▶ [Prompt]: Output all of the entries exactly as written.

---------- Material for this task ----------

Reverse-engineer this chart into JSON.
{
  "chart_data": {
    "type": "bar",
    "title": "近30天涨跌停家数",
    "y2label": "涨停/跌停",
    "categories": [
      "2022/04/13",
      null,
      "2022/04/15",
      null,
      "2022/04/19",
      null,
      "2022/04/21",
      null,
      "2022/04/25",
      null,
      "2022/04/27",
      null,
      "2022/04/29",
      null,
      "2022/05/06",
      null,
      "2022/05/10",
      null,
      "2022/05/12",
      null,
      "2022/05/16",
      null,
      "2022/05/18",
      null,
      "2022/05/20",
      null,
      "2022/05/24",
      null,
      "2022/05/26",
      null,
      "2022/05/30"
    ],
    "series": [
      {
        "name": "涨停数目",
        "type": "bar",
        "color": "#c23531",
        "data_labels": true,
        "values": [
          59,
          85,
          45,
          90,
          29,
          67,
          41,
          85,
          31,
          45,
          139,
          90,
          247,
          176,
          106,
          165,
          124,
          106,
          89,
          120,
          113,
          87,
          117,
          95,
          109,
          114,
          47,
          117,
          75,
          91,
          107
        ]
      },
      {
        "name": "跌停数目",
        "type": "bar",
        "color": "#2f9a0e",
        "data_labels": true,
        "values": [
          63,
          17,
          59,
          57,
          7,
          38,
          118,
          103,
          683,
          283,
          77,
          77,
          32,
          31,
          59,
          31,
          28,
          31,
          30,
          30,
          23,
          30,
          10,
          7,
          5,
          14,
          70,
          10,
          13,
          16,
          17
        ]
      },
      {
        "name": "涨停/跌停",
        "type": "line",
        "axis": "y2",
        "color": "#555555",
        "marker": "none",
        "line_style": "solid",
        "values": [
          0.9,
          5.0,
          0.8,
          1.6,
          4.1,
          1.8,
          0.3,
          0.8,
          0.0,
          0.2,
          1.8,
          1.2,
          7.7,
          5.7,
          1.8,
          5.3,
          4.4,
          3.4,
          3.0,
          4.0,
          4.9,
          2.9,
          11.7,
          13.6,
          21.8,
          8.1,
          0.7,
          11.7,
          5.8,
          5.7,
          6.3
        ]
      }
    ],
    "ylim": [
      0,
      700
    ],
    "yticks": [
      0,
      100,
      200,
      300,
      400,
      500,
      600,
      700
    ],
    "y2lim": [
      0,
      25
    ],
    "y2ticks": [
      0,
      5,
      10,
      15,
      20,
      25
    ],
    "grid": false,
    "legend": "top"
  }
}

----------

▶ [Solution to this exercise]:
Reverse-engineer this chart into JSON.
{
  "chart_data": {
    "type": "bar",
    "title": "近30天涨跌停家数",
    "y2label": "涨停/跌停",
    "categories": [
      "2022/04/13",
      null,
      "2022/04/15",
      null,
      "2022/04/19",
      null,
      "2022/04/21",
      null,
      "2022/04/25",
      null,
      "2022/04/27",
      null,
      "2022/04/29",
      null,
      "2022/05/06",
      null,
      "2022/05/10",
      null,
      "2022/05/12",
      null,
      "2022/05/16",
      null,
      "2022/05/18",
      null,
      "2022/05/20",
      null,
      "2022/05/24",
      null,
      "2022/05/26",
      null,
      "2022/05/30"
    ],
    "series": [
      {
        "name": "涨停数目",
        "type": "bar",
        "color": "#c23531",
        "data_labels": true,
        "values": [
          59,
          85,
          45,
          90,
          29,
          67,
          41,
          85,
          31,
          45,
          139,
          90,
          247,
          176,
          106,
          165,
          124,
          106,
          89,
          120,
          113,
          87,
          117,
          95,
          109,
          114,
          47,
          117,
          75,
          91,
          107
        ]
      },
      {
        "name": "跌停数目",
        "type": "bar",
        "color": "#2f9a0e",
        "data_labels": true,
        "values": [
          63,
          17,
          59,
          57,
          7,
          38,
          118,
          103,
          683,
          283,
          77,
          77,
          32,
          31,
          59,
          31,
          28,
          31,
          30,
          30,
          23,
          30,
          10,
          7,
          5,
          14,
          70,
          10,
          13,
          16,
          17
        ]
      },
      {
        "name": "涨停/跌停",
        "type": "line",
        "axis": "y2",
        "color": "#555555",
        "marker": "none",
        "line_style": "solid",
        "values": [
          0.9,
          5.0,
          0.8,
          1.6,
          4.1,
          1.8,
          0.3,
          0.8,
          0.0,
          0.2,
          1.8,
          1.2,
          7.7,
          5.7,
          1.8,
          5.3,
          4.4,
          3.4,
          3.0,
          4.0,
          4.9,
          2.9,
          11.7,
          13.6,
          21.8,
          8.1,
          0.7,
          11.7,
          5.8,
          5.7,
          6.3
        ]
      }
    ],
    "ylim": [
      0,
      700
    ],
    "yticks": [
      0,
      100,
      200,
      300,
      400,
      500,
      600,
      700
    ],
    "y2lim": [
      0,
      25
    ],
    "y2ticks": [
      0,
      5,
      10,
      15,
      20,
      25
    ],
    "grid": false,
    "legend": "top"
  }
}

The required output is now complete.